Collected data:
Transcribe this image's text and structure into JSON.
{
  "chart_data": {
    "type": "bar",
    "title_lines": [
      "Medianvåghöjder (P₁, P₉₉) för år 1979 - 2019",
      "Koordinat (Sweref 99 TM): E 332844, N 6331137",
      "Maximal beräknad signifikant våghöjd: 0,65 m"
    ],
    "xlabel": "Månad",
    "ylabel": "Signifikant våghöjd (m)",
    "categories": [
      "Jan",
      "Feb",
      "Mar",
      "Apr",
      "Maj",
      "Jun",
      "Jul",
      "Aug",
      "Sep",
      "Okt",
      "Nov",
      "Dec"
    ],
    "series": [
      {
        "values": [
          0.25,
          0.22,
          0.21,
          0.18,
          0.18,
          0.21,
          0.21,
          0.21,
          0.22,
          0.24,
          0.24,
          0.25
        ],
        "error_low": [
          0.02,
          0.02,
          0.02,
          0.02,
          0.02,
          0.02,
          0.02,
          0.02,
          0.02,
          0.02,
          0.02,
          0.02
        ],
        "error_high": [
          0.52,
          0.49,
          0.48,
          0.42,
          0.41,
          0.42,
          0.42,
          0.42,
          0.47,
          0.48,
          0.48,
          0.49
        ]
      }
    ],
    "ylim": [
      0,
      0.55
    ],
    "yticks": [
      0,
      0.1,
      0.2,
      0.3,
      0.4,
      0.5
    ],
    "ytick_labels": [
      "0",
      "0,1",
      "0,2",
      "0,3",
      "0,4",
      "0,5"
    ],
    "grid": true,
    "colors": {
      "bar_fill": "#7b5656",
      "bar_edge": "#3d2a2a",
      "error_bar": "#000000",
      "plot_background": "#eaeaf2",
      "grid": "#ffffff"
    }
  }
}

- TASK DIRECTIONS: All of the lines above need to be given again exactly.

- OUTPUT FOR THIS TASK:
Transcribe this image's text and structure into JSON.
{
  "chart_data": {
    "type": "bar",
    "title_lines": [
      "Medianvåghöjder (P₁, P₉₉) för år 1979 - 2019",
      "Koordinat (Sweref 99 TM): E 332844, N 6331137",
      "Maximal beräknad signifikant våghöjd: 0,65 m"
    ],
    "xlabel": "Månad",
    "ylabel": "Signifikant våghöjd (m)",
    "categories": [
      "Jan",
      "Feb",
      "Mar",
      "Apr",
      "Maj",
      "Jun",
      "Jul",
      "Aug",
      "Sep",
      "Okt",
      "Nov",
      "Dec"
    ],
    "series": [
      {
        "values": [
          0.25,
          0.22,
          0.21,
          0.18,
          0.18,
          0.21,
          0.21,
          0.21,
          0.22,
          0.24,
          0.24,
          0.25
        ],
        "error_low": [
          0.02,
          0.02,
          0.02,
          0.02,
          0.02,
          0.02,
          0.02,
          0.02,
          0.02,
          0.02,
          0.02,
          0.02
        ],
        "error_high": [
          0.52,
          0.49,
          0.48,
          0.42,
          0.41,
          0.42,
          0.42,
          0.42,
          0.47,
          0.48,
          0.48,
          0.49
        ]
      }
    ],
    "ylim": [
      0,
      0.55
    ],
    "yticks": [
      0,
      0.1,
      0.2,
      0.3,
      0.4,
      0.5
    ],
    "ytick_labels": [
      "0",
      "0,1",
      "0,2",
      "0,3",
      "0,4",
      "0,5"
    ],
    "grid": true,
    "colors": {
      "bar_fill": "#7b5656",
      "bar_edge": "#3d2a2a",
      "error_bar": "#000000",
      "plot_background": "#eaeaf2",
      "grid": "#ffffff"
    }
  }
}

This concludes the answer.